Data extracted from a collection
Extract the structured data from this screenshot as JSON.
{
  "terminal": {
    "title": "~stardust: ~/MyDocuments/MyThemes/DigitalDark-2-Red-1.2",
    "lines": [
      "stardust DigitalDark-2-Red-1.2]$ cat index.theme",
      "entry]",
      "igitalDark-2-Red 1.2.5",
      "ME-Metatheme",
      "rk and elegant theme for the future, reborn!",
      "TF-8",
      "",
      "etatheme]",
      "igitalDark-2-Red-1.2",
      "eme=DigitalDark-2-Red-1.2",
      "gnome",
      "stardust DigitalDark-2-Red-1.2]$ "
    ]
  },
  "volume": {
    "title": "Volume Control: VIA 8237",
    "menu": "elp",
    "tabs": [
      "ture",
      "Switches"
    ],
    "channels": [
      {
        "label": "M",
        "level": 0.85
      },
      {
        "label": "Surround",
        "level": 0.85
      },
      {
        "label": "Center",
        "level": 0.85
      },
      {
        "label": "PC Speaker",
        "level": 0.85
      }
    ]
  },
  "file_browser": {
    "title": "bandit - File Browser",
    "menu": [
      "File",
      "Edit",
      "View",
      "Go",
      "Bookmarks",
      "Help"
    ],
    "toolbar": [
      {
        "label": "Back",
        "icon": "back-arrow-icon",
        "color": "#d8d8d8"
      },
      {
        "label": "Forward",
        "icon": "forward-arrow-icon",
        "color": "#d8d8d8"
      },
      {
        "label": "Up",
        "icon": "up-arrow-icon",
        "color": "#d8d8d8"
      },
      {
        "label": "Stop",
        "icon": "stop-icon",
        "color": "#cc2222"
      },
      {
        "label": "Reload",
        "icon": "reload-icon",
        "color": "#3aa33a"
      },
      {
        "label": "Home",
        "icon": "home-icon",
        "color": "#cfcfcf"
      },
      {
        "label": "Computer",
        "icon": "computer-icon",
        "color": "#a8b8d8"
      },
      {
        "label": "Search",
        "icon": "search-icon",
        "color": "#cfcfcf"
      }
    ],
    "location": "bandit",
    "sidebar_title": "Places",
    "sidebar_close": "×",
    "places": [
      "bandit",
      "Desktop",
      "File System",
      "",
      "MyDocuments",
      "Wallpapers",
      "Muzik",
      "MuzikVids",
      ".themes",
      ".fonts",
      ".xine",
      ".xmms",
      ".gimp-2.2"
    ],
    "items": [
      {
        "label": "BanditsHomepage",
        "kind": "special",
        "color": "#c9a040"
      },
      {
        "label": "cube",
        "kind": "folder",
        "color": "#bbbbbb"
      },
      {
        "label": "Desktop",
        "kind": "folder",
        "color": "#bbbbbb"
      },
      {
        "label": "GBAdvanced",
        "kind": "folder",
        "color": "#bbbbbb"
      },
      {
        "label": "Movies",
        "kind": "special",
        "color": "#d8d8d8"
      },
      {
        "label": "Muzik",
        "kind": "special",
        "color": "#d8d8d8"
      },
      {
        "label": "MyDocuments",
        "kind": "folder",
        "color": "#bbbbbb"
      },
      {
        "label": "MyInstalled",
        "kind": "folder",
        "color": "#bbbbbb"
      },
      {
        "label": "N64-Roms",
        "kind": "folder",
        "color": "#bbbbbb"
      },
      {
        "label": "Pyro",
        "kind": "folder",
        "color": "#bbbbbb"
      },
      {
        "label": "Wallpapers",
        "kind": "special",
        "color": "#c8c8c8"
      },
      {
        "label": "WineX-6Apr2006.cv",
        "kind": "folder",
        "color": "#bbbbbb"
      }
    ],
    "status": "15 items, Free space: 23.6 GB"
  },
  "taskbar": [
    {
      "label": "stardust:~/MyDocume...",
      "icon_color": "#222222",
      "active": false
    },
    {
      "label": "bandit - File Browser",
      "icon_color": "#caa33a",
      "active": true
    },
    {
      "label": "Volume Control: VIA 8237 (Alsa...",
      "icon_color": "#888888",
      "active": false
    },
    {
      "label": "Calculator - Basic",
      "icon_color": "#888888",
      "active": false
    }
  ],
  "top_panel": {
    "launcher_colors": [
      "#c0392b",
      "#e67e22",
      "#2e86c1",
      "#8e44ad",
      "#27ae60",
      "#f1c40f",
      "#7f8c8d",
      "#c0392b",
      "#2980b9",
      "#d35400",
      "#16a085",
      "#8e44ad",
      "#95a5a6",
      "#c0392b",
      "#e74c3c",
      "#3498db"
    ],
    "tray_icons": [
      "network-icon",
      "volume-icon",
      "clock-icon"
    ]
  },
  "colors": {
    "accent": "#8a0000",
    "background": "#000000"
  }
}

AIM
Copy every line of the data that holds the string "MyDocuments".

ANSWER TO THE TASK
    "title": "~stardust: ~/MyDocuments/MyThemes/DigitalDark-2-Red-1.2",
      "MyDocuments",
        "label": "MyDocuments",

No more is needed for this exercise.